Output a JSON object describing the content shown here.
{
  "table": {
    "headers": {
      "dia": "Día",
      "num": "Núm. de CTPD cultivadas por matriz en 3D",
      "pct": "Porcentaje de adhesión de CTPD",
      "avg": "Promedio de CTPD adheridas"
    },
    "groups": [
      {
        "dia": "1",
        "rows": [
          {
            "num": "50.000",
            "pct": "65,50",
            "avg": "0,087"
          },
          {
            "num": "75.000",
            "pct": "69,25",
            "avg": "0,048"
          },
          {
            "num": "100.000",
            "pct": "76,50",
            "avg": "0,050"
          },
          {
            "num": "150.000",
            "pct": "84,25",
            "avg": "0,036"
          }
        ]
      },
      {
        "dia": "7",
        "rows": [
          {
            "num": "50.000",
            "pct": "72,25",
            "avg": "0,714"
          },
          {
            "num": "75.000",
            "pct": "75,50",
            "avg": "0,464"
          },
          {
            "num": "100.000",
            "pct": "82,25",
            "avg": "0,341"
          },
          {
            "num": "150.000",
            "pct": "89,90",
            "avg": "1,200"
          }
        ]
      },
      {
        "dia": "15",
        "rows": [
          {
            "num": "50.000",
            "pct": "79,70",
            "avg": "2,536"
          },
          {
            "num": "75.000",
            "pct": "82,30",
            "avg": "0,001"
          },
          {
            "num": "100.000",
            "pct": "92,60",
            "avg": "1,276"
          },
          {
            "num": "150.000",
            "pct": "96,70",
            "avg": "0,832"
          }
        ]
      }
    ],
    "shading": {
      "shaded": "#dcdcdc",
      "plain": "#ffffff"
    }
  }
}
# # #
**Stated exercise**: Return each full line of the entries that contains the word "CTPD".

**Written response**:
      "num": "Núm. de CTPD cultivadas por matriz en 3D",
      "pct": "Porcentaje de adhesión de CTPD",
      "avg": "Promedio de CTPD adheridas"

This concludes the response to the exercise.